DOCUMENT SECTION:
In previous demos we’ve seen how the strong connection between Jodie and Aiden manifests itself in asynchronous game play, with players able to switch between the two to utilise their individual abilities. In co-op, all of this remains the same except that players have the choice of passing control of Aiden to their sofa-buddy. There’s no separate mode or specific option that needs to be selected to facilitate this, play is simply passed to the second controller, be it a second DualShock pad or something else entirely.
It’s this “something else” that formed the second of Cage’s feature announcements. Cage commented that a controller, with its triggers, sticks and multiple buttons, is a barrier to entry for people unaccustomed to video games. Cage posited that the non-gaming masses are much more comfortable with the touch input of smartphones, which is why Quantic Dream has created Beyond: Touch; a free app for iOS and Android devices that allows them to become controllers for Beyond: Two Souls via a wi-fi connection with the PS3.
The app requires the iOS or Android device to be turned sideways and then, by tracing a thumb around the screen, it can be used to direct movement in the same way that the left analogue stick does on the DualShock. Similarly, the gesture-based actions that are performed by the right analogue stick also translate directly to the touch screen, while tapping the minimal interface’s only visible button acts as the trigger to switch control back to Jodie and, in this example, the other player. What’s more, Beyond can be played with any combination of DualShock’s and iOS/Android devices, be it one of each or two of both but, tellingly, this feature will not be available on PS Vita.
It’s worth noting that Beyond: Touch feels like it solves a problem that Quantic Dream has already moved to eliminate by other means. While Heavy Rain was littered with on-screen button prompts and occasional finger contortions that served to baffle those unfamiliar with a standard controller, Beyond has replaced this system with a more intuitive gesture-based method mapped to the right analogue stick. Nonetheless, PS3 owners that only have one DualShock and would like to include a smartphone-owning acquaintance in their gaming sessions will be amongst those that benefit most from Beyond: Touch.

Document layout analysis data
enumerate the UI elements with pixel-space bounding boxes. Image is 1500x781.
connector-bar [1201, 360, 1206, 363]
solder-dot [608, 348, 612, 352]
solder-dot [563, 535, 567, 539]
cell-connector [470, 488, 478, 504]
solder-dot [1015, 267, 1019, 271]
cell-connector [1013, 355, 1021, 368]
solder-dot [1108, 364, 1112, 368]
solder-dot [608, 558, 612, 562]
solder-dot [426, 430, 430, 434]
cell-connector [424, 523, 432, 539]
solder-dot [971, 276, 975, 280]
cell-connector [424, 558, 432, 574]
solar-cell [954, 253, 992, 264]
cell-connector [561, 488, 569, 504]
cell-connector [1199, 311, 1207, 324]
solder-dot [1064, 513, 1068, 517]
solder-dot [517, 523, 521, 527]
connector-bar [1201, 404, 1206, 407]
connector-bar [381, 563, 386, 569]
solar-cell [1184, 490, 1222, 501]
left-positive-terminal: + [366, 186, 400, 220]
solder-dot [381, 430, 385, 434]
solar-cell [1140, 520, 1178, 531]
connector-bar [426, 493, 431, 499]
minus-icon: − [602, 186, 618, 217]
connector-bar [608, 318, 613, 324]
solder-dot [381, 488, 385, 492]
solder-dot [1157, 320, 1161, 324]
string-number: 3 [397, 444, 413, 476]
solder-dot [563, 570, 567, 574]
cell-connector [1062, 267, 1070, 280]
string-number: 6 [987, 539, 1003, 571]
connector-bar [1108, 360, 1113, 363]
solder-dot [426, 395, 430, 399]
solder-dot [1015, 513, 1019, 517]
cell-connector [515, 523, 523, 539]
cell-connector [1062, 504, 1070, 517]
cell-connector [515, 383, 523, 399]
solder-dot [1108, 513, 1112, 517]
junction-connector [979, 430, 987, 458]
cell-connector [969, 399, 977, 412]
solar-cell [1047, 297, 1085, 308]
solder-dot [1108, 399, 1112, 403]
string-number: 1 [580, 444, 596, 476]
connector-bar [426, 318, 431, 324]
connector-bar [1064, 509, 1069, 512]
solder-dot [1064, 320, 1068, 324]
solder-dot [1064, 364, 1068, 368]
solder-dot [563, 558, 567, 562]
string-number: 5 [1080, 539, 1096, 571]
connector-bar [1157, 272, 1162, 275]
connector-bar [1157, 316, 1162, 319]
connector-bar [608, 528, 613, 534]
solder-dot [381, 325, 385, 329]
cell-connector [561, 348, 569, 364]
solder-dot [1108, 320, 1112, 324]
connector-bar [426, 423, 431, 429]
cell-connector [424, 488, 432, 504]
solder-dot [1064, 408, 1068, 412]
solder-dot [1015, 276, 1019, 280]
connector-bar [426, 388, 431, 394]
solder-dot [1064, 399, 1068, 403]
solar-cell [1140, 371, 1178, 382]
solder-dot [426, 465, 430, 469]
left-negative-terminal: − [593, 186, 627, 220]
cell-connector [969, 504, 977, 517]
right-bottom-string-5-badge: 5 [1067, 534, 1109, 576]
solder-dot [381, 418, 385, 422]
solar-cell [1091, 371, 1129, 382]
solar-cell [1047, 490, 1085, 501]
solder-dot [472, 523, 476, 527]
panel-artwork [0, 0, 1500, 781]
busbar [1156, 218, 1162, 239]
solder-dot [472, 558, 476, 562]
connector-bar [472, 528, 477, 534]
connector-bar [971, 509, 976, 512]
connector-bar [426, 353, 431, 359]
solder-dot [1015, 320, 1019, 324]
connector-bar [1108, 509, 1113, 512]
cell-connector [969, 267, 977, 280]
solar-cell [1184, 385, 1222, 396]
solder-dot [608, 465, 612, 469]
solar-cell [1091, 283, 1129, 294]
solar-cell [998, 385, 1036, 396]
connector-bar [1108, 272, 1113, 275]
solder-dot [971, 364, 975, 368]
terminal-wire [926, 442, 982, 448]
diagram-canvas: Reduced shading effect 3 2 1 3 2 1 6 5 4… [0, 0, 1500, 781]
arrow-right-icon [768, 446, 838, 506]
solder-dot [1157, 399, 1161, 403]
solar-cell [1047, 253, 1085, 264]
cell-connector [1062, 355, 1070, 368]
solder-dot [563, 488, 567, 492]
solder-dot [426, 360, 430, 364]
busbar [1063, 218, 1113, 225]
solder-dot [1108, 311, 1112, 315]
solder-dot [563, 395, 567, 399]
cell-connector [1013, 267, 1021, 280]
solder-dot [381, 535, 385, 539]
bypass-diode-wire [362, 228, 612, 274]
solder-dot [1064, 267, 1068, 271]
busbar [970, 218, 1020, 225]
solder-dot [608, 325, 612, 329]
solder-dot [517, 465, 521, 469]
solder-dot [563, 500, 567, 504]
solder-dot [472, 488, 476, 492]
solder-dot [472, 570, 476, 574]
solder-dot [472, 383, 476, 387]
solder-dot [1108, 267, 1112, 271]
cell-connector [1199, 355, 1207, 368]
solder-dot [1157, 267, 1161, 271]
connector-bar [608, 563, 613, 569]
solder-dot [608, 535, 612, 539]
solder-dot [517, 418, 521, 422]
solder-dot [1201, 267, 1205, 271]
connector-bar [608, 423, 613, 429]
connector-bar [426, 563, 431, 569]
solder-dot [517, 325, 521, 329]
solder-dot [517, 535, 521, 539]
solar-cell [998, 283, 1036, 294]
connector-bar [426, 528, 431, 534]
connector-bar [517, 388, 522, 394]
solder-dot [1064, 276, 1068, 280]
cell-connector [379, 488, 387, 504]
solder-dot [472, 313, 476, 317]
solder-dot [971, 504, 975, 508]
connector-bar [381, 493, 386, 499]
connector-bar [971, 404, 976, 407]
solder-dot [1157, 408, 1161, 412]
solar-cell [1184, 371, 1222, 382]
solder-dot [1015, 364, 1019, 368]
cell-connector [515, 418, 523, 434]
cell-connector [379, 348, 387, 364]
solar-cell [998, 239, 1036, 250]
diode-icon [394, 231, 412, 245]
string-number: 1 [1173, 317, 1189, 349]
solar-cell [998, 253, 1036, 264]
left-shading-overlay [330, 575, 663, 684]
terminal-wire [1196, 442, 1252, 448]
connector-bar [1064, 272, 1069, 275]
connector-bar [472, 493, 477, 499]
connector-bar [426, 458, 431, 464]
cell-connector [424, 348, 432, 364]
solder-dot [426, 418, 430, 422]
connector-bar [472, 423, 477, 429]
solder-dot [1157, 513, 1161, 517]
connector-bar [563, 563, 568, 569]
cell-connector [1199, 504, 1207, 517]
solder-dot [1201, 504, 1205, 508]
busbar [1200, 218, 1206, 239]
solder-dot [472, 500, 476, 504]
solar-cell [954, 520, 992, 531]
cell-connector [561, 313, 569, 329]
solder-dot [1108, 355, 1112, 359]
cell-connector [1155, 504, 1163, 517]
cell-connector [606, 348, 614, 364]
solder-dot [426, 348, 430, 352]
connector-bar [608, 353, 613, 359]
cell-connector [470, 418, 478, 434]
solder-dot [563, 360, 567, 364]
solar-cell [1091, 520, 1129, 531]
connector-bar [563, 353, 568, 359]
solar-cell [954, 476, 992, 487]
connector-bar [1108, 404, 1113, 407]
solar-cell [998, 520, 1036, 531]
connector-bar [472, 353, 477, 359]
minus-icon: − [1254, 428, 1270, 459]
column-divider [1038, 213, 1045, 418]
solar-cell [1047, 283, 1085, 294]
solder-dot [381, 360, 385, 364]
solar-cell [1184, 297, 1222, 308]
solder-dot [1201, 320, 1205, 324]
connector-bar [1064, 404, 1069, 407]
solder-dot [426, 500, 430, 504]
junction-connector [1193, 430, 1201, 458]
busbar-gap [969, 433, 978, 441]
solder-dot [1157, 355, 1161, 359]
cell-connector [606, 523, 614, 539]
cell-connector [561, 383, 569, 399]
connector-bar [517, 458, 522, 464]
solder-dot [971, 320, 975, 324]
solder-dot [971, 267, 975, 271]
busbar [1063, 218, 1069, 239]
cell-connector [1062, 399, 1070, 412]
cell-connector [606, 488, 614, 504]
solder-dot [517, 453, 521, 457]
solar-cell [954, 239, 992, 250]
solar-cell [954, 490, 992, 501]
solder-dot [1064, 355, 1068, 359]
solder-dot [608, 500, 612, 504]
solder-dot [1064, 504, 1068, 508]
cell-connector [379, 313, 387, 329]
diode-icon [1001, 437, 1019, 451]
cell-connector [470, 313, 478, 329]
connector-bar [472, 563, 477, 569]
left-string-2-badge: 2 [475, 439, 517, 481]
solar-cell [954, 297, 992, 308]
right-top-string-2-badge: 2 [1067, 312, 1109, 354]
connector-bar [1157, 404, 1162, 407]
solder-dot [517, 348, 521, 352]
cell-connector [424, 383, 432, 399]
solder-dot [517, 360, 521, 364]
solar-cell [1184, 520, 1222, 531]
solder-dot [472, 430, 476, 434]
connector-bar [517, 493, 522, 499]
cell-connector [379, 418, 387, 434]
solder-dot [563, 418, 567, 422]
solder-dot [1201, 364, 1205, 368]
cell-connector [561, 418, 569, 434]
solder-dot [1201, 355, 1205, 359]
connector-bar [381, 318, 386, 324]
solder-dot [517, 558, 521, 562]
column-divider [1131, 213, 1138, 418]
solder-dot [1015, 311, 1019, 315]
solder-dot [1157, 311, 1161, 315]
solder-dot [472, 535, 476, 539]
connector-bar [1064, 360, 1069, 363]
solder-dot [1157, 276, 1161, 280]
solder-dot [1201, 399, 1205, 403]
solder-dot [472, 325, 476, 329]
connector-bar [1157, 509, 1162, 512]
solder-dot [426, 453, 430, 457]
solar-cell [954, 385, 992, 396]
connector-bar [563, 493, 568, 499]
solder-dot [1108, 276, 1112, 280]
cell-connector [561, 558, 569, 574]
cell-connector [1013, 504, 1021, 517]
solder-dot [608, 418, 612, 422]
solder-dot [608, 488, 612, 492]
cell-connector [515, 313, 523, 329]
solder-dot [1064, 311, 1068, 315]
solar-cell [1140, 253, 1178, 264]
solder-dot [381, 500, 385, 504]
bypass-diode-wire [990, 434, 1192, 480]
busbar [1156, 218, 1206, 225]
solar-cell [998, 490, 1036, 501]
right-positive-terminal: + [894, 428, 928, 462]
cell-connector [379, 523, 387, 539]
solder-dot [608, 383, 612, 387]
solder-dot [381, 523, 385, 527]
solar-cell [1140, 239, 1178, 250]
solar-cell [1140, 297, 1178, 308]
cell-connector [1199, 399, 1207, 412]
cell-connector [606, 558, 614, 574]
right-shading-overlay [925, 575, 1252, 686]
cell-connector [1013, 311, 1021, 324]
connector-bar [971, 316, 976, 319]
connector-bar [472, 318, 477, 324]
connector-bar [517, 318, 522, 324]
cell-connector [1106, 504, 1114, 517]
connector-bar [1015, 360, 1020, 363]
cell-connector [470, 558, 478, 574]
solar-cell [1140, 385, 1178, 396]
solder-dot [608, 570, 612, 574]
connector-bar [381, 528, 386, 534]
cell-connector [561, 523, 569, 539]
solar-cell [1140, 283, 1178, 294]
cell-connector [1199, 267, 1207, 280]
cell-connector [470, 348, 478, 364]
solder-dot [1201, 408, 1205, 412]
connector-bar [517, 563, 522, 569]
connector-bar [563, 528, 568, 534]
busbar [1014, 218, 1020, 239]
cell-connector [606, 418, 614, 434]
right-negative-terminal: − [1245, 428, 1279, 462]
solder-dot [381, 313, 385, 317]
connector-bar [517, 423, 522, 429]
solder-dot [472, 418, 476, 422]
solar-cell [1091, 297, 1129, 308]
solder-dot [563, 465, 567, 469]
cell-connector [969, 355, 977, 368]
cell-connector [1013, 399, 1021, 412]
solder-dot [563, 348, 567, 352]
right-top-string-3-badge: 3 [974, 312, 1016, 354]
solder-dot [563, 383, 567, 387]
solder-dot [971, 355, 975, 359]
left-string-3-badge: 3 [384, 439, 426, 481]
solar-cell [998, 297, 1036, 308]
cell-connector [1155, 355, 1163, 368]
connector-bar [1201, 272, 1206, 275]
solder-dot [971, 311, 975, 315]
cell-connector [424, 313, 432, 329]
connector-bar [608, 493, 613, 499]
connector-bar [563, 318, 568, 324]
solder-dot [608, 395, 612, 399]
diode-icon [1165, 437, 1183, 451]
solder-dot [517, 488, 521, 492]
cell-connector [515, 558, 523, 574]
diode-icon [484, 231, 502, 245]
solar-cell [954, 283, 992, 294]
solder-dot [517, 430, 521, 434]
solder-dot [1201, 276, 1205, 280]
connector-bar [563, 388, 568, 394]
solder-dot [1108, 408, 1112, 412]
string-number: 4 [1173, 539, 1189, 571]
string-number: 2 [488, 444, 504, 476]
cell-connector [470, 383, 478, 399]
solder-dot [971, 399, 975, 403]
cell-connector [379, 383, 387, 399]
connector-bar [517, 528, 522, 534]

WORK ITEM:
Resume the article about co-op play and the Beyond: Touch app in Beyond: Two Souls, picking up right after its final sentence.

OUTPUT FOR THIS EXERCISE:
Cage spent the remainder of the presentation showing off two sections of the story. The first was a montage of potential outcomes from the Hunted trailer. Here, Jodie was shown being apprehended by two police officers conducting stop and search checks aboard a train, before showing the alternative of her acting early to evade their grasp. In a later scene she was shown being knocked unconscious by a SWAT team while its polar alternative depicted Jodie and Aiden laying waste to those attempting to capture her.
The only new gameplay came from Jodie’s investigation of a lab in which jump-scares and the gory aftermath of an unseen event form what Cage says is the game’s single horror section. The tense atmosphere wasn’t diminished by Cage’s admission that Beyond doesn’t feature a single Game Over screen because he also admitted that it is possible for Jodie to die, although in all likelihood this won’t be a possibility until towards the end.
Ultimately, there was little of Beyond: Two Souls’ Gamescom showing to allay the suspicions of those that remain unconvinced by Cage’s latest attempt at interactive drama. Nor was there anything to unduly worry those who are keenly anticipating its arrival. Consequently, Beyond: Two Souls remains a title that is sure to prove divisive, regardless of whether it’s played alone or with another and irrespective of the control method. The one certainty in all of this is that David Cage wouldn’t have it any other way.